Write out the whole of the material exactly.

* Entries:

▶

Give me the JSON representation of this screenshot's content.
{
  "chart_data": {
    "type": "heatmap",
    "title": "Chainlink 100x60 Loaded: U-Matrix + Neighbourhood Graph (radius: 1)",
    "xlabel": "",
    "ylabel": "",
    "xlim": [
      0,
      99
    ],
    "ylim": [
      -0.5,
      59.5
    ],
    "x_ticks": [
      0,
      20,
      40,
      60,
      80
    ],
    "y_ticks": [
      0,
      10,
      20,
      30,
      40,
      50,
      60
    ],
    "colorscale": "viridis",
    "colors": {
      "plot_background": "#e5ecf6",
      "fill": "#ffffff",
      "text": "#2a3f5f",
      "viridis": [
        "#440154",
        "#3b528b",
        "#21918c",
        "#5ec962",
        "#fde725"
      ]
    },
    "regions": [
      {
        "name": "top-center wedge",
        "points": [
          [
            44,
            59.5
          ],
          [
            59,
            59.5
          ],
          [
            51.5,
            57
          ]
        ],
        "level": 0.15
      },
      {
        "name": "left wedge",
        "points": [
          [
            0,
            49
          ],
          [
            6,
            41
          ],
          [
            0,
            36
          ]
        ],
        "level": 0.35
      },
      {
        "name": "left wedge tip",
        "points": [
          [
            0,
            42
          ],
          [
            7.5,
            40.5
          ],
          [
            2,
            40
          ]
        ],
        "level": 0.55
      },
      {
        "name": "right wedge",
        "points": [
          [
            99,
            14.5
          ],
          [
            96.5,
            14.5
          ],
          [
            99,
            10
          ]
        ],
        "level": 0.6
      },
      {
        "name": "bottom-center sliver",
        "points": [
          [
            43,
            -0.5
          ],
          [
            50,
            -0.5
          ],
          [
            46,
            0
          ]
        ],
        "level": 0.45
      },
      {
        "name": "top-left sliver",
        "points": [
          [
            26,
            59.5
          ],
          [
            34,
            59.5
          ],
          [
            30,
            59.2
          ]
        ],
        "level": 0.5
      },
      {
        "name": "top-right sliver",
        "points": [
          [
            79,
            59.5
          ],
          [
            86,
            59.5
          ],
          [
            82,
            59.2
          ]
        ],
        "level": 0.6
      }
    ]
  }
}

◀

* Reply to the task:
Give me the JSON representation of this screenshot's content.
{
  "chart_data": {
    "type": "heatmap",
    "title": "Chainlink 100x60 Loaded: U-Matrix + Neighbourhood Graph (radius: 1)",
    "xlabel": "",
    "ylabel": "",
    "xlim": [
      0,
      99
    ],
    "ylim": [
      -0.5,
      59.5
    ],
    "x_ticks": [
      0,
      20,
      40,
      60,
      80
    ],
    "y_ticks": [
      0,
      10,
      20,
      30,
      40,
      50,
      60
    ],
    "colorscale": "viridis",
    "colors": {
      "plot_background": "#e5ecf6",
      "fill": "#ffffff",
      "text": "#2a3f5f",
      "viridis": [
        "#440154",
        "#3b528b",
        "#21918c",
        "#5ec962",
        "#fde725"
      ]
    },
    "regions": [
      {
        "name": "top-center wedge",
        "points": [
          [
            44,
            59.5
          ],
          [
            59,
            59.5
          ],
          [
            51.5,
            57
          ]
        ],
        "level": 0.15
      },
      {
        "name": "left wedge",
        "points": [
          [
            0,
            49
          ],
          [
            6,
            41
          ],
          [
            0,
            36
          ]
        ],
        "level": 0.35
      },
      {
        "name": "left wedge tip",
        "points": [
          [
            0,
            42
          ],
          [
            7.5,
            40.5
          ],
          [
            2,
            40
          ]
        ],
        "level": 0.55
      },
      {
        "name": "right wedge",
        "points": [
          [
            99,
            14.5
          ],
          [
            96.5,
            14.5
          ],
          [
            99,
            10
          ]
        ],
        "level": 0.6
      },
      {
        "name": "bottom-center sliver",
        "points": [
          [
            43,
            -0.5
          ],
          [
            50,
            -0.5
          ],
          [
            46,
            0
          ]
        ],
        "level": 0.45
      },
      {
        "name": "top-left sliver",
        "points": [
          [
            26,
            59.5
          ],
          [
            34,
            59.5
          ],
          [
            30,
            59.2
          ]
        ],
        "level": 0.5
      },
      {
        "name": "top-right sliver",
        "points": [
          [
            79,
            59.5
          ],
          [
            86,
            59.5
          ],
          [
            82,
            59.2
          ]
        ],
        "level": 0.6
      }
    ]
  }
}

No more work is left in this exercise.